# Available records start

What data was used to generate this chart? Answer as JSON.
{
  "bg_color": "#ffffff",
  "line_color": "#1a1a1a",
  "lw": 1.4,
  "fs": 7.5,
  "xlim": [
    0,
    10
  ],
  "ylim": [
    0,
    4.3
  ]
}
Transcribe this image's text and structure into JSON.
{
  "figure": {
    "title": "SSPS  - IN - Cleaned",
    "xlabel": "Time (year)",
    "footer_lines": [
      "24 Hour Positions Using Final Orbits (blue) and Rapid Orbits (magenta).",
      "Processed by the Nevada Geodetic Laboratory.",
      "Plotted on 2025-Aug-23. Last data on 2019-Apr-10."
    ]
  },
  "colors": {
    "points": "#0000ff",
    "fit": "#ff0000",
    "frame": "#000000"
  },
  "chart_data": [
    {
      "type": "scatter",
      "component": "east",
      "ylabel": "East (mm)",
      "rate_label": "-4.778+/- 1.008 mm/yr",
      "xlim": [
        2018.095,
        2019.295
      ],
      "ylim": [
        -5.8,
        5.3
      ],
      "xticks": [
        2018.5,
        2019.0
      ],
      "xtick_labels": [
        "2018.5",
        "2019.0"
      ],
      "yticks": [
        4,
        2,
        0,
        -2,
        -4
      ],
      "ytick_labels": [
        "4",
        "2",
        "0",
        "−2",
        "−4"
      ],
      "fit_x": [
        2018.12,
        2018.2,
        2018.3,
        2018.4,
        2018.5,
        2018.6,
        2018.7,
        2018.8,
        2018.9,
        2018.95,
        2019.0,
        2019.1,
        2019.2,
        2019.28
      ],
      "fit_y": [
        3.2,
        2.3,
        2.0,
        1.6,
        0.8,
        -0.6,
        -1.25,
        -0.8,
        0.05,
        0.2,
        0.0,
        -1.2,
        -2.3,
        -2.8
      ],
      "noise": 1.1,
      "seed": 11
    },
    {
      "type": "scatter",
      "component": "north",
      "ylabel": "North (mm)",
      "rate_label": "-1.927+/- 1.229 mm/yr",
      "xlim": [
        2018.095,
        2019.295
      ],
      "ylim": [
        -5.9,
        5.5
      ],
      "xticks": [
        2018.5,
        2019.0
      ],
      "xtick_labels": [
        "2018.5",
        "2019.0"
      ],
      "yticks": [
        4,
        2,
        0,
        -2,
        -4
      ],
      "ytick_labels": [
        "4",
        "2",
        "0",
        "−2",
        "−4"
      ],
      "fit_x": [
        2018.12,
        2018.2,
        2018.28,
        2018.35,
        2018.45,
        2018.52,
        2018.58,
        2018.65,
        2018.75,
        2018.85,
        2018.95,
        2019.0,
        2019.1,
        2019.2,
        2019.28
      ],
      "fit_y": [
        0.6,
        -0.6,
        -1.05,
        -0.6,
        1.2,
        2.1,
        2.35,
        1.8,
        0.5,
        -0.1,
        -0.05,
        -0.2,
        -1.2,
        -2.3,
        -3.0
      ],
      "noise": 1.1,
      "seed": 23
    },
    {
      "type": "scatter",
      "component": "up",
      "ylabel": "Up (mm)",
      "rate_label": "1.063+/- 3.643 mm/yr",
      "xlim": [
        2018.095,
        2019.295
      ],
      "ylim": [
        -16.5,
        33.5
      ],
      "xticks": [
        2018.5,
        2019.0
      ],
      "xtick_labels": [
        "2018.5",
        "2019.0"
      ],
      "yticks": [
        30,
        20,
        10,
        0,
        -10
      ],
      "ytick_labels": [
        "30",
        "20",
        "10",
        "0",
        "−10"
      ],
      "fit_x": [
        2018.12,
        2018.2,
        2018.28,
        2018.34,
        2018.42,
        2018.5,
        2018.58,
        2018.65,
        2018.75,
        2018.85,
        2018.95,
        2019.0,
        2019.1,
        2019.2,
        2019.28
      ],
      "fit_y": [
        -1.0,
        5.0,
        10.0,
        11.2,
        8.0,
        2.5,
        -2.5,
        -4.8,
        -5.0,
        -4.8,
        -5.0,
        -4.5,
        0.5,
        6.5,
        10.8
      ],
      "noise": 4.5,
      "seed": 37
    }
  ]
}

# Available records end

### Task details
Write the listing out again, exactly as it reads.

### Exercise solution
What data was used to generate this chart? Answer as JSON.
{
  "bg_color": "#ffffff",
  "line_color": "#1a1a1a",
  "lw": 1.4,
  "fs": 7.5,
  "xlim": [
    0,
    10
  ],
  "ylim": [
    0,
    4.3
  ]
}
Transcribe this image's text and structure into JSON.
{
  "figure": {
    "title": "SSPS  - IN - Cleaned",
    "xlabel": "Time (year)",
    "footer_lines": [
      "24 Hour Positions Using Final Orbits (blue) and Rapid Orbits (magenta).",
      "Processed by the Nevada Geodetic Laboratory.",
      "Plotted on 2025-Aug-23. Last data on 2019-Apr-10."
    ]
  },
  "colors": {
    "points": "#0000ff",
    "fit": "#ff0000",
    "frame": "#000000"
  },
  "chart_data": [
    {
      "type": "scatter",
      "component": "east",
      "ylabel": "East (mm)",
      "rate_label": "-4.778+/- 1.008 mm/yr",
      "xlim": [
        2018.095,
        2019.295
      ],
      "ylim": [
        -5.8,
        5.3
      ],
      "xticks": [
        2018.5,
        2019.0
      ],
      "xtick_labels": [
        "2018.5",
        "2019.0"
      ],
      "yticks": [
        4,
        2,
        0,
        -2,
        -4
      ],
      "ytick_labels": [
        "4",
        "2",
        "0",
        "−2",
        "−4"
      ],
      "fit_x": [
        2018.12,
        2018.2,
        2018.3,
        2018.4,
        2018.5,
        2018.6,
        2018.7,
        2018.8,
        2018.9,
        2018.95,
        2019.0,
        2019.1,
        2019.2,
        2019.28
      ],
      "fit_y": [
        3.2,
        2.3,
        2.0,
        1.6,
        0.8,
        -0.6,
        -1.25,
        -0.8,
        0.05,
        0.2,
        0.0,
        -1.2,
        -2.3,
        -2.8
      ],
      "noise": 1.1,
      "seed": 11
    },
    {
      "type": "scatter",
      "component": "north",
      "ylabel": "North (mm)",
      "rate_label": "-1.927+/- 1.229 mm/yr",
      "xlim": [
        2018.095,
        2019.295
      ],
      "ylim": [
        -5.9,
        5.5
      ],
      "xticks": [
        2018.5,
        2019.0
      ],
      "xtick_labels": [
        "2018.5",
        "2019.0"
      ],
      "yticks": [
        4,
        2,
        0,
        -2,
        -4
      ],
      "ytick_labels": [
        "4",
        "2",
        "0",
        "−2",
        "−4"
      ],
      "fit_x": [
        2018.12,
        2018.2,
        2018.28,
        2018.35,
        2018.45,
        2018.52,
        2018.58,
        2018.65,
        2018.75,
        2018.85,
        2018.95,
        2019.0,
        2019.1,
        2019.2,
        2019.28
      ],
      "fit_y": [
        0.6,
        -0.6,
        -1.05,
        -0.6,
        1.2,
        2.1,
        2.35,
        1.8,
        0.5,
        -0.1,
        -0.05,
        -0.2,
        -1.2,
        -2.3,
        -3.0
      ],
      "noise": 1.1,
      "seed": 23
    },
    {
      "type": "scatter",
      "component": "up",
      "ylabel": "Up (mm)",
      "rate_label": "1.063+/- 3.643 mm/yr",
      "xlim": [
        2018.095,
        2019.295
      ],
      "ylim": [
        -16.5,
        33.5
      ],
      "xticks": [
        2018.5,
        2019.0
      ],
      "xtick_labels": [
        "2018.5",
        "2019.0"
      ],
      "yticks": [
        30,
        20,
        10,
        0,
        -10
      ],
      "ytick_labels": [
        "30",
        "20",
        "10",
        "0",
        "−10"
      ],
      "fit_x": [
        2018.12,
        2018.2,
        2018.28,
        2018.34,
        2018.42,
        2018.5,
        2018.58,
        2018.65,
        2018.75,
        2018.85,
        2018.95,
        2019.0,
        2019.1,
        2019.2,
        2019.28
      ],
      "fit_y": [
        -1.0,
        5.0,
        10.0,
        11.2,
        8.0,
        2.5,
        -2.5,
        -4.8,
        -5.0,
        -4.8,
        -5.0,
        -4.5,
        0.5,
        6.5,
        10.8
      ],
      "noise": 4.5,
      "seed": 37
    }
  ]
}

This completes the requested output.